• [Work to be completed]:
Leave out the pictures and transcribe the rest of the records exactly.

━━━━━ Provided records

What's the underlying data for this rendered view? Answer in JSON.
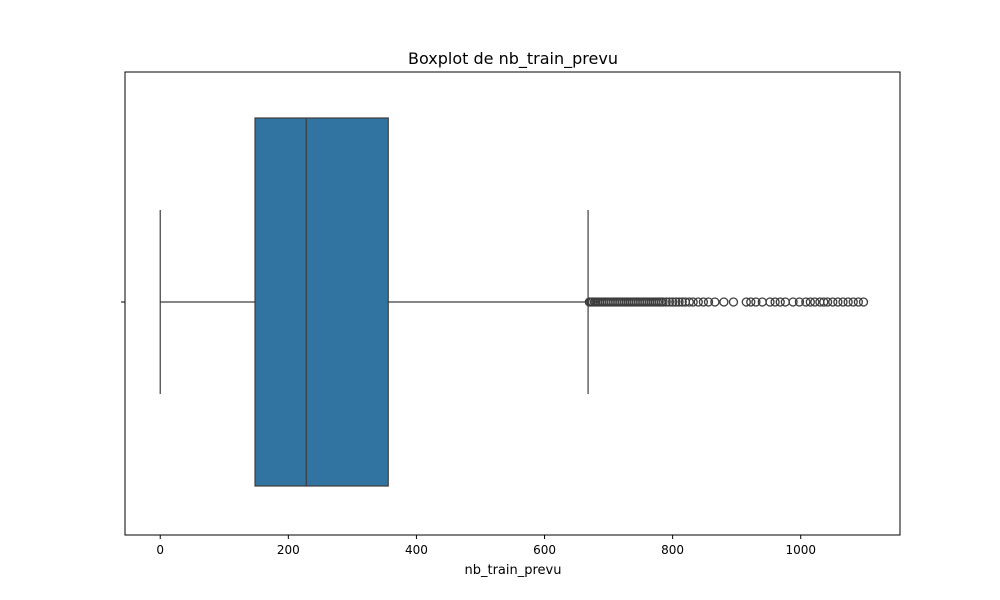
{
  "chart_data": {
    "type": "boxplot",
    "title": "Boxplot de nb_train_prevu",
    "xlabel": "nb_train_prevu",
    "ylabel": "",
    "orientation": "horizontal",
    "xlim": [
      -55,
      1155
    ],
    "xticks": [
      0,
      200,
      400,
      600,
      800,
      1000
    ],
    "grid": false,
    "box_color": "#3274a1",
    "edge_color": "#3d3d3d",
    "stats": {
      "whisker_low": 0,
      "q1": 148,
      "median": 228,
      "q3": 356,
      "whisker_high": 668
    },
    "outliers": [
      670,
      672,
      675,
      678,
      680,
      683,
      686,
      689,
      692,
      695,
      698,
      701,
      704,
      707,
      710,
      713,
      716,
      719,
      722,
      725,
      728,
      731,
      734,
      737,
      740,
      743,
      746,
      749,
      752,
      755,
      758,
      761,
      764,
      767,
      770,
      773,
      776,
      779,
      782,
      785,
      790,
      795,
      800,
      805,
      810,
      815,
      820,
      826,
      832,
      840,
      848,
      856,
      866,
      880,
      895,
      915,
      922,
      930,
      940,
      952,
      960,
      968,
      976,
      988,
      998,
      1008,
      1015,
      1022,
      1030,
      1036,
      1042,
      1050,
      1058,
      1066,
      1074,
      1082,
      1090,
      1098
    ]
  }
}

━━━━━━━━━━

• [Response]:
What's the underlying data for this rendered view? Answer in JSON.
{
  "chart_data": {
    "type": "boxplot",
    "title": "Boxplot de nb_train_prevu",
    "xlabel": "nb_train_prevu",
    "ylabel": "",
    "orientation": "horizontal",
    "xlim": [
      -55,
      1155
    ],
    "xticks": [
      0,
      200,
      400,
      600,
      800,
      1000
    ],
    "grid": false,
    "box_color": "#3274a1",
    "edge_color": "#3d3d3d",
    "stats": {
      "whisker_low": 0,
      "q1": 148,
      "median": 228,
      "q3": 356,
      "whisker_high": 668
    },
    "outliers": [
      670,
      672,
      675,
      678,
      680,
      683,
      686,
      689,
      692,
      695,
      698,
      701,
      704,
      707,
      710,
      713,
      716,
      719,
      722,
      725,
      728,
      731,
      734,
      737,
      740,
      743,
      746,
      749,
      752,
      755,
      758,
      761,
      764,
      767,
      770,
      773,
      776,
      779,
      782,
      785,
      790,
      795,
      800,
      805,
      810,
      815,
      820,
      826,
      832,
      840,
      848,
      856,
      866,
      880,
      895,
      915,
      922,
      930,
      940,
      952,
      960,
      968,
      976,
      988,
      998,
      1008,
      1015,
      1022,
      1030,
      1036,
      1042,
      1050,
      1058,
      1066,
      1074,
      1082,
      1090,
      1098
    ]
  }
}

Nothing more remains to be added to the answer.